==== Material for the task ====

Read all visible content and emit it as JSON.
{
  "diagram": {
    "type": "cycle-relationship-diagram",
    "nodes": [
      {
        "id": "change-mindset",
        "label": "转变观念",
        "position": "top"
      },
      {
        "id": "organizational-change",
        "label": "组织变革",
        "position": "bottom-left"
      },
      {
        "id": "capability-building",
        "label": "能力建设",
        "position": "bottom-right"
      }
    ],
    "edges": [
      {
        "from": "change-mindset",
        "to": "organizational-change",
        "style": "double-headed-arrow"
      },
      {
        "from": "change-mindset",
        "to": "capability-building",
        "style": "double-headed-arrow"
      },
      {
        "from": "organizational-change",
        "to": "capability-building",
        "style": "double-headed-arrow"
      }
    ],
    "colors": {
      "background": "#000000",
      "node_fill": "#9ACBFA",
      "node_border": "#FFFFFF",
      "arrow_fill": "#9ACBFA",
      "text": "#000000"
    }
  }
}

====

## Job
Output the records verbatim, from the first line to the last.

## Task answer
Read all visible content and emit it as JSON.
{
  "diagram": {
    "type": "cycle-relationship-diagram",
    "nodes": [
      {
        "id": "change-mindset",
        "label": "转变观念",
        "position": "top"
      },
      {
        "id": "organizational-change",
        "label": "组织变革",
        "position": "bottom-left"
      },
      {
        "id": "capability-building",
        "label": "能力建设",
        "position": "bottom-right"
      }
    ],
    "edges": [
      {
        "from": "change-mindset",
        "to": "organizational-change",
        "style": "double-headed-arrow"
      },
      {
        "from": "change-mindset",
        "to": "capability-building",
        "style": "double-headed-arrow"
      },
      {
        "from": "organizational-change",
        "to": "capability-building",
        "style": "double-headed-arrow"
      }
    ],
    "colors": {
      "background": "#000000",
      "node_fill": "#9ACBFA",
      "node_border": "#FFFFFF",
      "arrow_fill": "#9ACBFA",
      "text": "#000000"
    }
  }
}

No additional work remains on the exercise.